%%

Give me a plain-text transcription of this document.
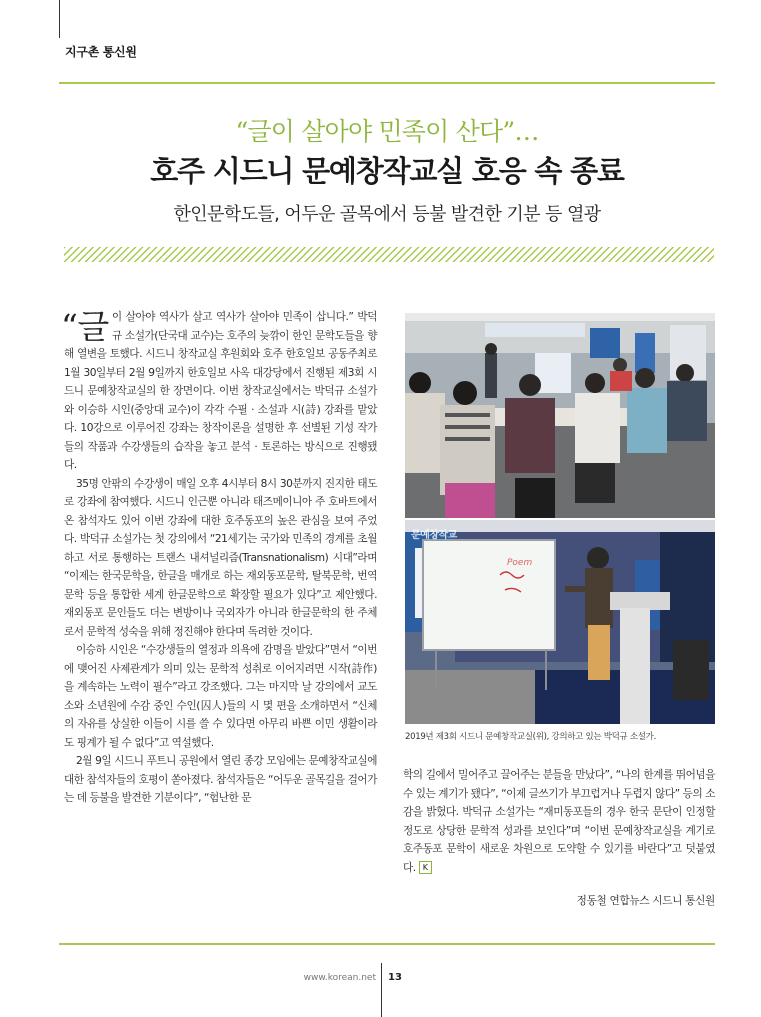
지구촌 통신원
“글이 살아야 민족이 산다”…
호주 시드니 문예창작교실 호응 속 종료
한인문학도들, 어두운 골목에서 등불 발견한 기분 등 열광

“글이 살아야 역사가 살고 역사가 살아야 민족이 삽니다.” 박덕규 소설가(단국대 교수)는 호주의 늦깎이 한인 문학도들을 향해 열변을 토했다. 시드니 창작교실 후원회와 호주 한호일보 공동주최로 1월 30일부터 2월 9일까지 한호일보 사옥 대강당에서 진행된 제3회 시드니 문예창작교실의 한 장면이다. 이번 창작교실에서는 박덕규 소설가와 이승하 시인(중앙대 교수)이 각각 수필 · 소설과 시(詩) 강좌를 맡았다. 10강으로 이루어진 강좌는 창작이론을 설명한 후 선별된 기성 작가들의 작품과 수강생들의 습작을 놓고 분석 · 토론하는 방식으로 진행됐다.

35명 안팎의 수강생이 매일 오후 4시부터 8시 30분까지 진지한 태도로 강좌에 참여했다. 시드니 인근뿐 아니라 태즈메이니아 주 호바트에서 온 참석자도 있어 이번 강좌에 대한 호주동포의 높은 관심을 보여 주었다. 박덕규 소설가는 첫 강의에서 “21세기는 국가와 민족의 경계를 초월하고 서로 통행하는 트랜스 내셔널리즘(Transnationalism) 시대”라며 “이제는 한국문학을, 한글을 매개로 하는 재외동포문학, 탈북문학, 번역문학 등을 통합한 세계 한글문학으로 확장할 필요가 있다”고 제안했다. 재외동포 문인들도 더는 변방이나 국외자가 아니라 한글문학의 한 주체로서 문학적 성숙을 위해 정진해야 한다며 독려한 것이다.

이승하 시인은 “수강생들의 열정과 의욕에 감명을 받았다”면서 “이번에 맺어진 사제관계가 의미 있는 문학적 성취로 이어지려면 시작(詩作)을 계속하는 노력이 필수”라고 강조했다. 그는 마지막 날 강의에서 교도소와 소년원에 수감 중인 수인(囚人)들의 시 몇 편을 소개하면서 “신체의 자유를 상실한 이들이 시를 쓸 수 있다면 아무리 바쁜 이민 생활이라도 핑계가 될 수 없다”고 역설했다.

2월 9일 시드니 푸트니 공원에서 열린 종강 모임에는 문예창작교실에 대한 참석자들의 호평이 쏟아졌다. 참석자들은 “어두운 골목길을 걸어가는 데 등불을 발견한 기분이다”, “험난한 문

문예창작교
Poem
2019년 제3회 시드니 문예창작교실(위), 강의하고 있는 박덕규 소설가.

학의 길에서 밀어주고 끌어주는 분들을 만났다”, “나의 한계를 뛰어넘을 수 있는 계기가 됐다”, “이제 글쓰기가 부끄럽거나 두렵지 않다” 등의 소감을 밝혔다. 박덕규 소설가는 “재미동포들의 경우 한국 문단이 인정할 정도로 상당한 문학적 성과를 보인다”며 “이번 문예창작교실을 계기로 호주동포 문학이 새로운 차원으로 도약할 수 있기를 바란다”고 덧붙였다. K

정동철 연합뉴스 시드니 통신원
www.korean.net 13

%%

> _Exercise_:
Every line above should be returned exactly; the pictures stay out.

> _Solution_:
Give me a plain-text transcription of this document.
지구촌 통신원
“글이 살아야 민족이 산다”…
호주 시드니 문예창작교실 호응 속 종료
한인문학도들, 어두운 골목에서 등불 발견한 기분 등 열광

“글이 살아야 역사가 살고 역사가 살아야 민족이 삽니다.” 박덕규 소설가(단국대 교수)는 호주의 늦깎이 한인 문학도들을 향해 열변을 토했다. 시드니 창작교실 후원회와 호주 한호일보 공동주최로 1월 30일부터 2월 9일까지 한호일보 사옥 대강당에서 진행된 제3회 시드니 문예창작교실의 한 장면이다. 이번 창작교실에서는 박덕규 소설가와 이승하 시인(중앙대 교수)이 각각 수필 · 소설과 시(詩) 강좌를 맡았다. 10강으로 이루어진 강좌는 창작이론을 설명한 후 선별된 기성 작가들의 작품과 수강생들의 습작을 놓고 분석 · 토론하는 방식으로 진행됐다.

35명 안팎의 수강생이 매일 오후 4시부터 8시 30분까지 진지한 태도로 강좌에 참여했다. 시드니 인근뿐 아니라 태즈메이니아 주 호바트에서 온 참석자도 있어 이번 강좌에 대한 호주동포의 높은 관심을 보여 주었다. 박덕규 소설가는 첫 강의에서 “21세기는 국가와 민족의 경계를 초월하고 서로 통행하는 트랜스 내셔널리즘(Transnationalism) 시대”라며 “이제는 한국문학을, 한글을 매개로 하는 재외동포문학, 탈북문학, 번역문학 등을 통합한 세계 한글문학으로 확장할 필요가 있다”고 제안했다. 재외동포 문인들도 더는 변방이나 국외자가 아니라 한글문학의 한 주체로서 문학적 성숙을 위해 정진해야 한다며 독려한 것이다.

이승하 시인은 “수강생들의 열정과 의욕에 감명을 받았다”면서 “이번에 맺어진 사제관계가 의미 있는 문학적 성취로 이어지려면 시작(詩作)을 계속하는 노력이 필수”라고 강조했다. 그는 마지막 날 강의에서 교도소와 소년원에 수감 중인 수인(囚人)들의 시 몇 편을 소개하면서 “신체의 자유를 상실한 이들이 시를 쓸 수 있다면 아무리 바쁜 이민 생활이라도 핑계가 될 수 없다”고 역설했다.

2월 9일 시드니 푸트니 공원에서 열린 종강 모임에는 문예창작교실에 대한 참석자들의 호평이 쏟아졌다. 참석자들은 “어두운 골목길을 걸어가는 데 등불을 발견한 기분이다”, “험난한 문

문예창작교
Poem
2019년 제3회 시드니 문예창작교실(위), 강의하고 있는 박덕규 소설가.

학의 길에서 밀어주고 끌어주는 분들을 만났다”, “나의 한계를 뛰어넘을 수 있는 계기가 됐다”, “이제 글쓰기가 부끄럽거나 두렵지 않다” 등의 소감을 밝혔다. 박덕규 소설가는 “재미동포들의 경우 한국 문단이 인정할 정도로 상당한 문학적 성과를 보인다”며 “이번 문예창작교실을 계기로 호주동포 문학이 새로운 차원으로 도약할 수 있기를 바란다”고 덧붙였다. K

정동철 연합뉴스 시드니 통신원
www.korean.net 13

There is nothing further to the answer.